* Start *

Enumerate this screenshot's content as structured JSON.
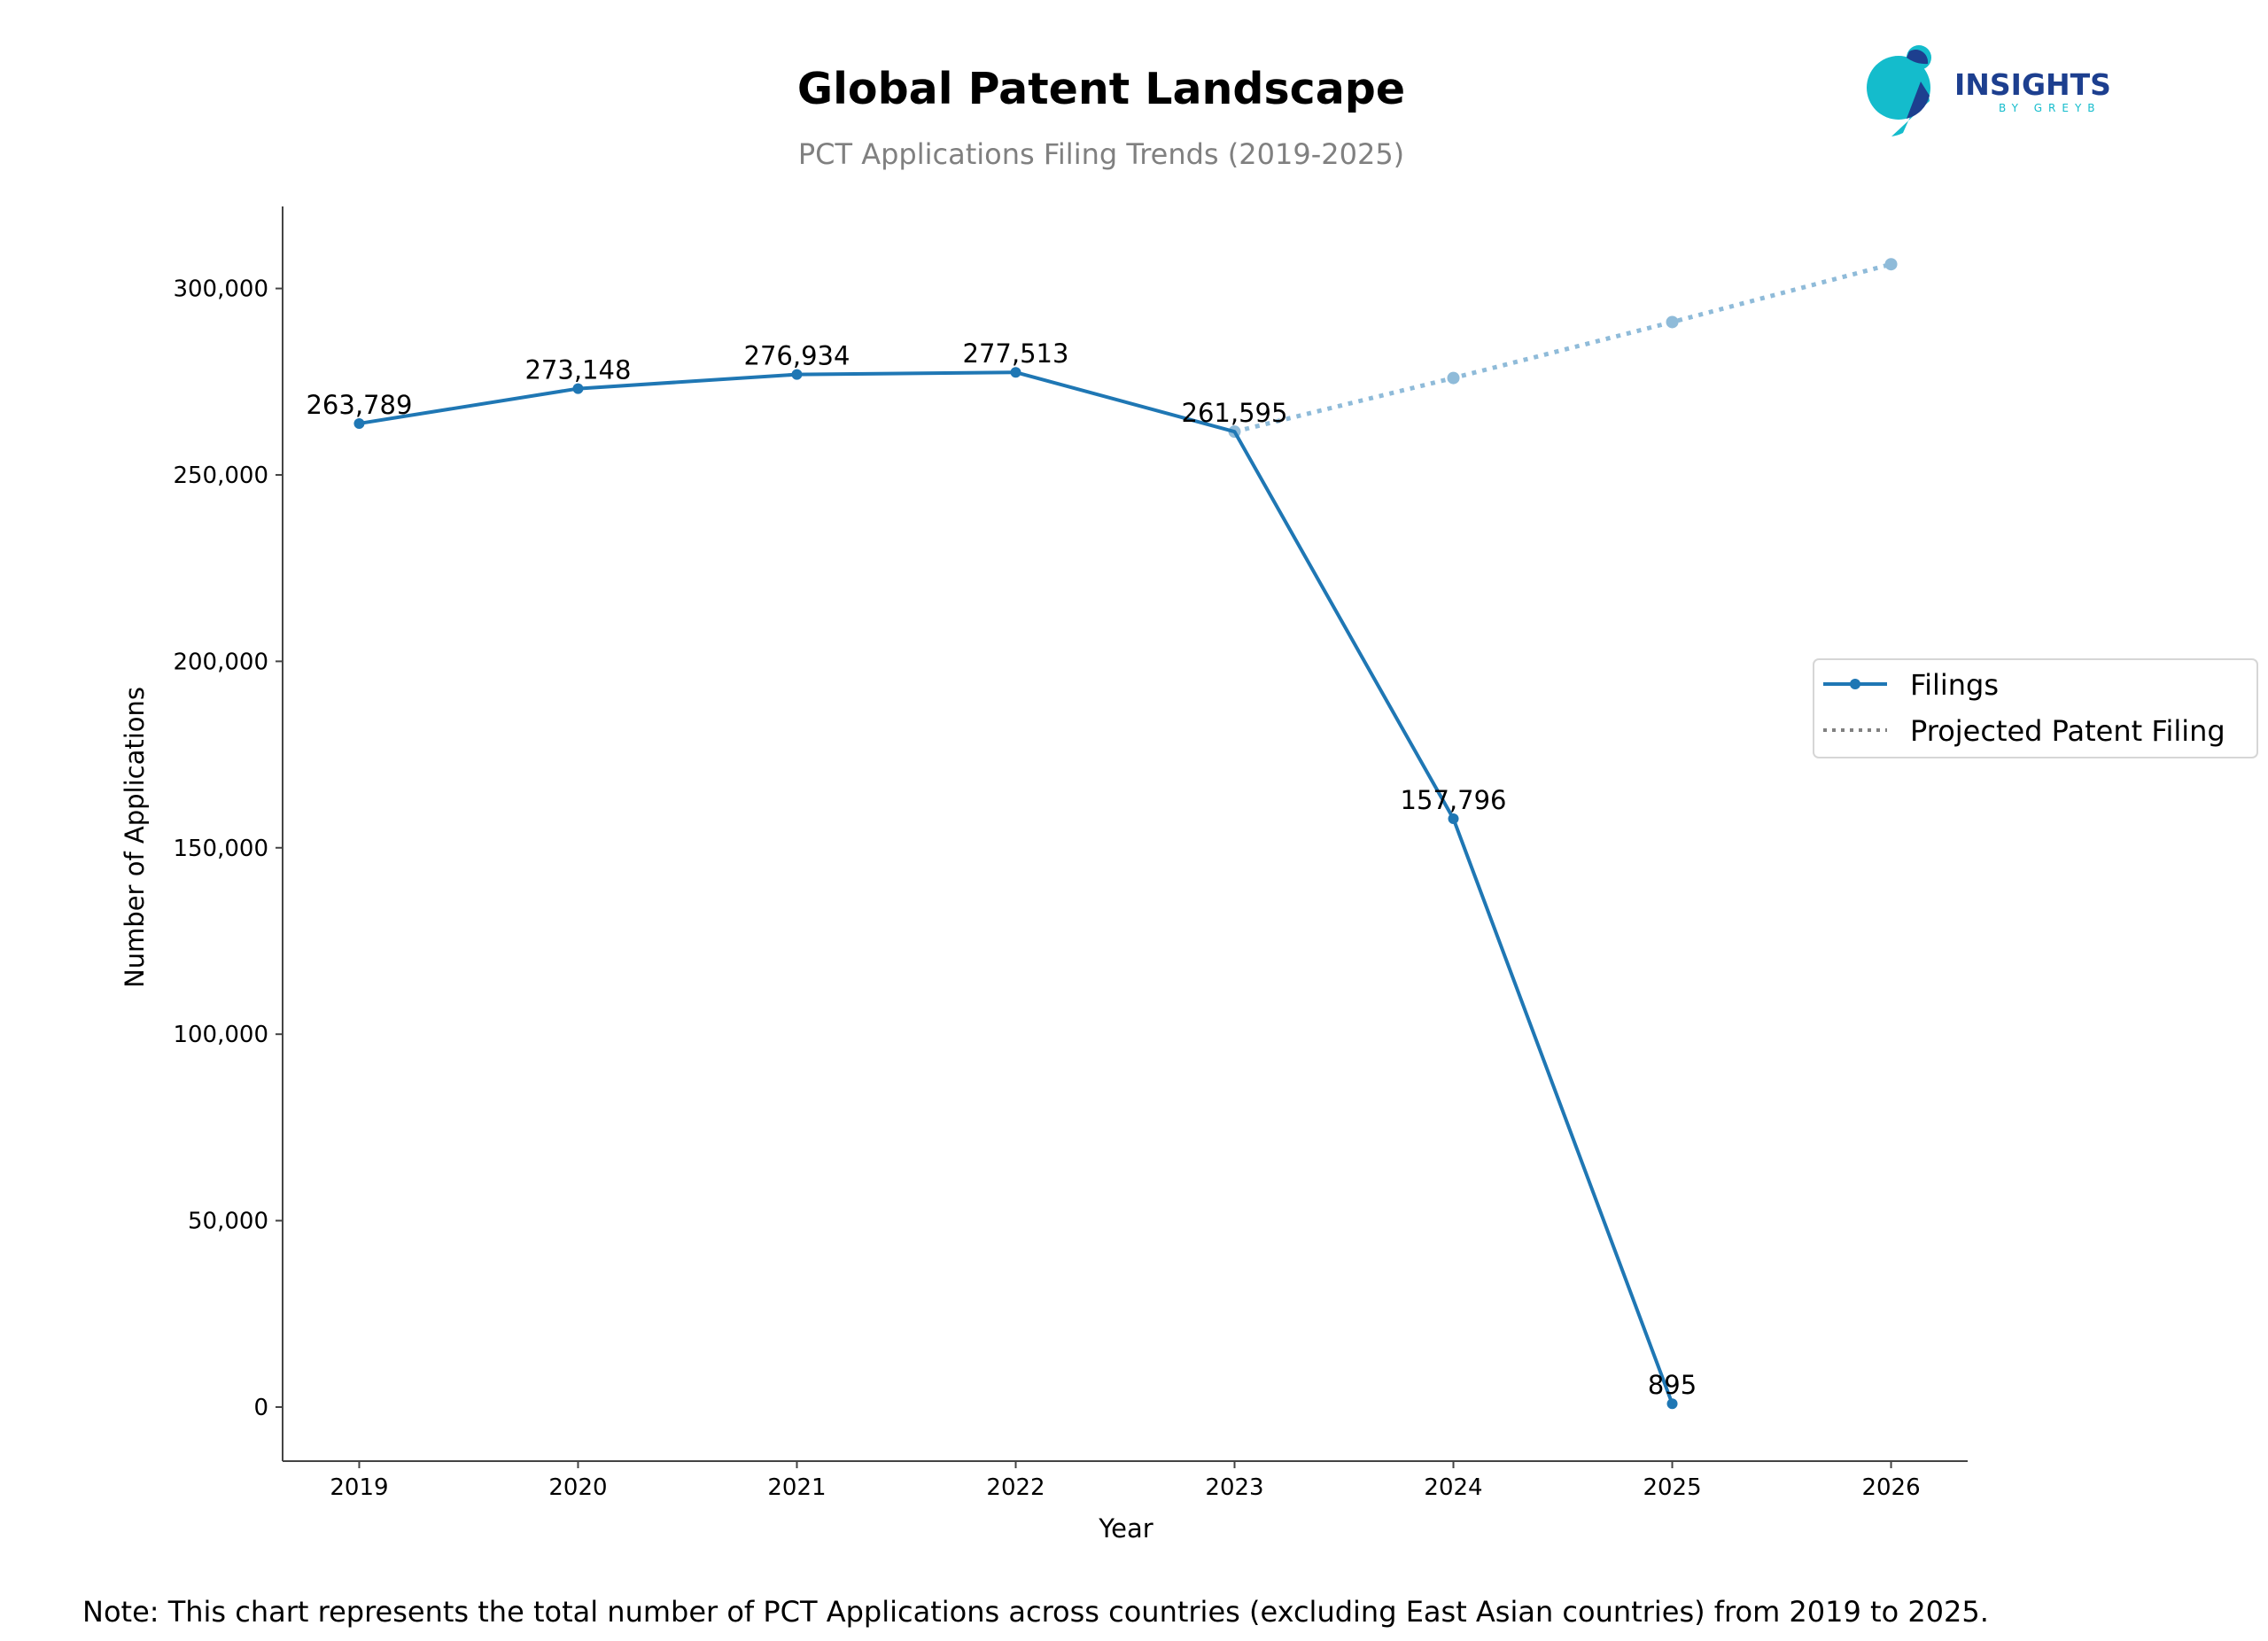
{
  "logo": {
    "name": "INSIGHTS",
    "tagline": "BY GREYB",
    "colors": {
      "teal": "#14bccc",
      "navy": "#1d3f8f"
    }
  },
  "chart_data": {
    "type": "line",
    "title": "Global Patent Landscape",
    "subtitle": "PCT Applications Filing Trends (2019-2025)",
    "xlabel": "Year",
    "ylabel": "Number of Applications",
    "xlim": [
      2018.65,
      2026.35
    ],
    "ylim": [
      -14500,
      322000
    ],
    "xticks": [
      2019,
      2020,
      2021,
      2022,
      2023,
      2024,
      2025,
      2026
    ],
    "xtick_labels": [
      "2019",
      "2020",
      "2021",
      "2022",
      "2023",
      "2024",
      "2025",
      "2026"
    ],
    "yticks": [
      0,
      50000,
      100000,
      150000,
      200000,
      250000,
      300000
    ],
    "ytick_labels": [
      "0",
      "50,000",
      "100,000",
      "150,000",
      "200,000",
      "250,000",
      "300,000"
    ],
    "grid": false,
    "legend_position": "center-right",
    "series": [
      {
        "name": "Filings",
        "style": "solid",
        "marker": "circle",
        "color": "#1f77b4",
        "x": [
          2019,
          2020,
          2021,
          2022,
          2023,
          2024,
          2025
        ],
        "y": [
          263789,
          273148,
          276934,
          277513,
          261595,
          157796,
          895
        ],
        "labels": [
          "263,789",
          "273,148",
          "276,934",
          "277,513",
          "261,595",
          "157,796",
          "895"
        ]
      },
      {
        "name": "Projected Patent Filing",
        "style": "dotted",
        "marker": "circle",
        "color": "#8fbbd9",
        "legend_color": "#808080",
        "x": [
          2023,
          2024,
          2025,
          2026
        ],
        "y": [
          261595,
          276000,
          291000,
          306500
        ]
      }
    ]
  },
  "note": "Note: This chart represents the total number of PCT Applications across countries (excluding East Asian countries) from 2019 to 2025."
}
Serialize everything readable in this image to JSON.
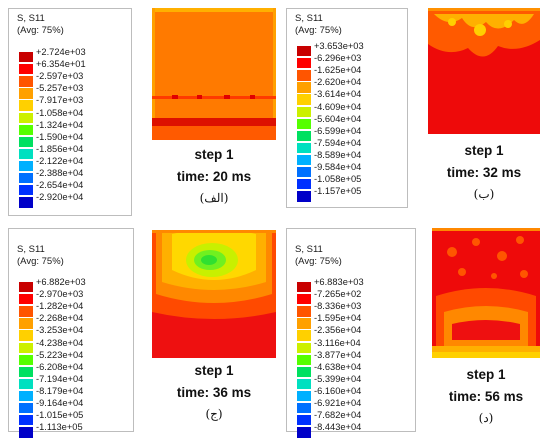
{
  "palette": [
    "#c80000",
    "#ff0000",
    "#ff5500",
    "#ffa000",
    "#ffd000",
    "#ccf000",
    "#55ff00",
    "#00e060",
    "#00e0c0",
    "#00b0ff",
    "#0070ff",
    "#0030ff",
    "#0000c8"
  ],
  "panels": [
    {
      "title": "S, S11",
      "subtitle": "(Avg: 75%)",
      "values": [
        "+2.724e+03",
        "+6.354e+01",
        "-2.597e+03",
        "-5.257e+03",
        "-7.917e+03",
        "-1.058e+04",
        "-1.324e+04",
        "-1.590e+04",
        "-1.856e+04",
        "-2.122e+04",
        "-2.388e+04",
        "-2.654e+04",
        "-2.920e+04"
      ],
      "step": "step 1",
      "time": "time: 20 ms",
      "tag": "(الف)"
    },
    {
      "title": "S, S11",
      "subtitle": "(Avg: 75%)",
      "values": [
        "+3.653e+03",
        "-6.296e+03",
        "-1.625e+04",
        "-2.620e+04",
        "-3.614e+04",
        "-4.609e+04",
        "-5.604e+04",
        "-6.599e+04",
        "-7.594e+04",
        "-8.589e+04",
        "-9.584e+04",
        "-1.058e+05",
        "-1.157e+05"
      ],
      "step": "step 1",
      "time": "time: 32 ms",
      "tag": "(ب)"
    },
    {
      "title": "S, S11",
      "subtitle": "(Avg: 75%)",
      "values": [
        "+6.882e+03",
        "-2.970e+03",
        "-1.282e+04",
        "-2.268e+04",
        "-3.253e+04",
        "-4.238e+04",
        "-5.223e+04",
        "-6.208e+04",
        "-7.194e+04",
        "-8.179e+04",
        "-9.164e+04",
        "-1.015e+05",
        "-1.113e+05"
      ],
      "step": "step 1",
      "time": "time: 36 ms",
      "tag": "(ج)"
    },
    {
      "title": "S, S11",
      "subtitle": "(Avg: 75%)",
      "values": [
        "+6.883e+03",
        "-7.265e+02",
        "-8.336e+03",
        "-1.595e+04",
        "-2.356e+04",
        "-3.116e+04",
        "-3.877e+04",
        "-4.638e+04",
        "-5.399e+04",
        "-6.160e+04",
        "-6.921e+04",
        "-7.682e+04",
        "-8.443e+04"
      ],
      "step": "step 1",
      "time": "time: 56 ms",
      "tag": "(د)"
    }
  ]
}
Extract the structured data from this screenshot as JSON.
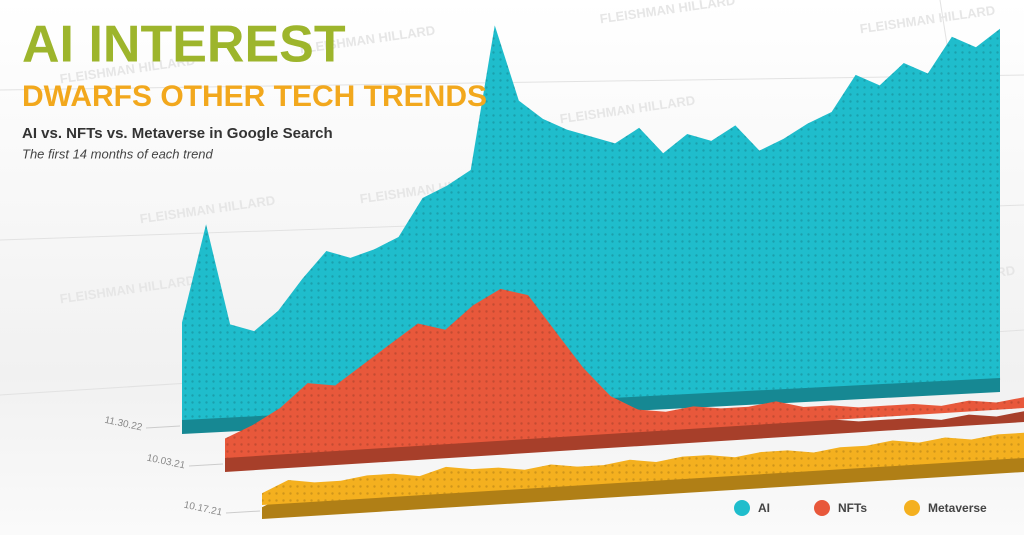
{
  "chart_data": {
    "type": "area3d",
    "title": "AI INTEREST",
    "subtitle": "DWARFS OTHER TECH TRENDS",
    "heading": "AI vs. NFTs vs. Metaverse in Google Search",
    "note": "The first 14 months of each trend",
    "watermark": "FLEISHMAN HILLARD",
    "ylim": [
      0,
      100
    ],
    "series": [
      {
        "name": "AI",
        "color": "#1fbdcc",
        "start": "11.30.22",
        "values": [
          25,
          50,
          24,
          22,
          27,
          35,
          42,
          40,
          42,
          45,
          55,
          58,
          62,
          100,
          80,
          75,
          72,
          70,
          68,
          72,
          65,
          70,
          68,
          72,
          65,
          68,
          72,
          75,
          85,
          82,
          88,
          85,
          95,
          92,
          97
        ]
      },
      {
        "name": "NFTs",
        "color": "#e8583b",
        "start": "10.03.21",
        "values": [
          5,
          8,
          12,
          18,
          17,
          22,
          27,
          32,
          30,
          36,
          40,
          38,
          28,
          18,
          10,
          6,
          5,
          6,
          5,
          5,
          6,
          4,
          4,
          3,
          3,
          3,
          2,
          3,
          2,
          3
        ]
      },
      {
        "name": "Metaverse",
        "color": "#f4b01f",
        "start": "10.17.21",
        "values": [
          3,
          6,
          5,
          5,
          6,
          6,
          5,
          7,
          6,
          6,
          5,
          6,
          5,
          5,
          6,
          5,
          6,
          6,
          5,
          6,
          6,
          5,
          6,
          6,
          7,
          6,
          7,
          6,
          7,
          7
        ]
      }
    ]
  }
}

* End *

• _Task directions_
Scan the material for lines with the word "Patent", and copy each line you find.

• _Right answer_
    "title": "Global Patent Landscape",
        "name": "Projected Patent Filing",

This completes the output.